▶ What to do
Write out all the data again, exactly as it stands.
◇ ◇ ◇
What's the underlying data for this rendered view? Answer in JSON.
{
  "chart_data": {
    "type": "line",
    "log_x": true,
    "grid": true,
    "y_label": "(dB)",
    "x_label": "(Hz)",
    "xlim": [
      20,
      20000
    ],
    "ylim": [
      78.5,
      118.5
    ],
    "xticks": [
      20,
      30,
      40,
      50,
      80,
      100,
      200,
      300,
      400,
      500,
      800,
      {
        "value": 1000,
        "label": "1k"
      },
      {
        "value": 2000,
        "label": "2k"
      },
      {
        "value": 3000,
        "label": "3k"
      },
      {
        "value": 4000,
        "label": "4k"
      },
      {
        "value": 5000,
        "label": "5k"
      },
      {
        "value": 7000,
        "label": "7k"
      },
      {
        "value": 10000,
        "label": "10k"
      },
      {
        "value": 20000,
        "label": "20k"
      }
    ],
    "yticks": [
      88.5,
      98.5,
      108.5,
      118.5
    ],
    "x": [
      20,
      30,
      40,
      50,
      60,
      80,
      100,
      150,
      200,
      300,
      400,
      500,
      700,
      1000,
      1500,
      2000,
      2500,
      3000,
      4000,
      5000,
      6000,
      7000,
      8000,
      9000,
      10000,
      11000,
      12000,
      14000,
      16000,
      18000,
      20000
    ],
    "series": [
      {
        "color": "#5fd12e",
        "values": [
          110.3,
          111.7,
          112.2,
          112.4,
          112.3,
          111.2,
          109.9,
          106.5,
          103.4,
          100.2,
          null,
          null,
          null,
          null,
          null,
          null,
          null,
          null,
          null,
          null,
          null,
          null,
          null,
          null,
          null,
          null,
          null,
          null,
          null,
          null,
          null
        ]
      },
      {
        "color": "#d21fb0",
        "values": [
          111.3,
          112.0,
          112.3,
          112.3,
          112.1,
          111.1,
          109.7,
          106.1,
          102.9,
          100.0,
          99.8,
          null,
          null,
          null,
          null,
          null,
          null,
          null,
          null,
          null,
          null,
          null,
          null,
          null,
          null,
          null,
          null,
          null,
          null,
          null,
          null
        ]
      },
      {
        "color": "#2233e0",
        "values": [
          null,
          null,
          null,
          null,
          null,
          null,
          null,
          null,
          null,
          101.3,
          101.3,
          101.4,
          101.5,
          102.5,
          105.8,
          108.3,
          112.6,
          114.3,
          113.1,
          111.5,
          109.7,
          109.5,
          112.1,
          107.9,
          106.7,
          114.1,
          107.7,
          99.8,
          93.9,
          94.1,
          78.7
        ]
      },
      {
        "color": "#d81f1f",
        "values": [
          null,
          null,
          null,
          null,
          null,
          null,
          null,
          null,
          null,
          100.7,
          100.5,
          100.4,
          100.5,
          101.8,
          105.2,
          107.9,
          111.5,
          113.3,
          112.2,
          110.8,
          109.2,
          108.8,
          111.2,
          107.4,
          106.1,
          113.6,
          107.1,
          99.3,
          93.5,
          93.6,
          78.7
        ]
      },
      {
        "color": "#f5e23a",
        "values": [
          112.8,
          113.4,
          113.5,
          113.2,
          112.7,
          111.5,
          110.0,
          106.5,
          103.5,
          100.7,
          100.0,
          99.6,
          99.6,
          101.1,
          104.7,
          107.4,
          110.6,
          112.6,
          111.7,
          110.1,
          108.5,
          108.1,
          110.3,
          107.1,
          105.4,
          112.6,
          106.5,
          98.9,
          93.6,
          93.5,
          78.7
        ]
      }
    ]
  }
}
◇ ◇ ◇
▶ Exercise response
What's the underlying data for this rendered view? Answer in JSON.
{
  "chart_data": {
    "type": "line",
    "log_x": true,
    "grid": true,
    "y_label": "(dB)",
    "x_label": "(Hz)",
    "xlim": [
      20,
      20000
    ],
    "ylim": [
      78.5,
      118.5
    ],
    "xticks": [
      20,
      30,
      40,
      50,
      80,
      100,
      200,
      300,
      400,
      500,
      800,
      {
        "value": 1000,
        "label": "1k"
      },
      {
        "value": 2000,
        "label": "2k"
      },
      {
        "value": 3000,
        "label": "3k"
      },
      {
        "value": 4000,
        "label": "4k"
      },
      {
        "value": 5000,
        "label": "5k"
      },
      {
        "value": 7000,
        "label": "7k"
      },
      {
        "value": 10000,
        "label": "10k"
      },
      {
        "value": 20000,
        "label": "20k"
      }
    ],
    "yticks": [
      88.5,
      98.5,
      108.5,
      118.5
    ],
    "x": [
      20,
      30,
      40,
      50,
      60,
      80,
      100,
      150,
      200,
      300,
      400,
      500,
      700,
      1000,
      1500,
      2000,
      2500,
      3000,
      4000,
      5000,
      6000,
      7000,
      8000,
      9000,
      10000,
      11000,
      12000,
      14000,
      16000,
      18000,
      20000
    ],
    "series": [
      {
        "color": "#5fd12e",
        "values": [
          110.3,
          111.7,
          112.2,
          112.4,
          112.3,
          111.2,
          109.9,
          106.5,
          103.4,
          100.2,
          null,
          null,
          null,
          null,
          null,
          null,
          null,
          null,
          null,
          null,
          null,
          null,
          null,
          null,
          null,
          null,
          null,
          null,
          null,
          null,
          null
        ]
      },
      {
        "color": "#d21fb0",
        "values": [
          111.3,
          112.0,
          112.3,
          112.3,
          112.1,
          111.1,
          109.7,
          106.1,
          102.9,
          100.0,
          99.8,
          null,
          null,
          null,
          null,
          null,
          null,
          null,
          null,
          null,
          null,
          null,
          null,
          null,
          null,
          null,
          null,
          null,
          null,
          null,
          null
        ]
      },
      {
        "color": "#2233e0",
        "values": [
          null,
          null,
          null,
          null,
          null,
          null,
          null,
          null,
          null,
          101.3,
          101.3,
          101.4,
          101.5,
          102.5,
          105.8,
          108.3,
          112.6,
          114.3,
          113.1,
          111.5,
          109.7,
          109.5,
          112.1,
          107.9,
          106.7,
          114.1,
          107.7,
          99.8,
          93.9,
          94.1,
          78.7
        ]
      },
      {
        "color": "#d81f1f",
        "values": [
          null,
          null,
          null,
          null,
          null,
          null,
          null,
          null,
          null,
          100.7,
          100.5,
          100.4,
          100.5,
          101.8,
          105.2,
          107.9,
          111.5,
          113.3,
          112.2,
          110.8,
          109.2,
          108.8,
          111.2,
          107.4,
          106.1,
          113.6,
          107.1,
          99.3,
          93.5,
          93.6,
          78.7
        ]
      },
      {
        "color": "#f5e23a",
        "values": [
          112.8,
          113.4,
          113.5,
          113.2,
          112.7,
          111.5,
          110.0,
          106.5,
          103.5,
          100.7,
          100.0,
          99.6,
          99.6,
          101.1,
          104.7,
          107.4,
          110.6,
          112.6,
          111.7,
          110.1,
          108.5,
          108.1,
          110.3,
          107.1,
          105.4,
          112.6,
          106.5,
          98.9,
          93.6,
          93.5,
          78.7
        ]
      }
    ]
  }
}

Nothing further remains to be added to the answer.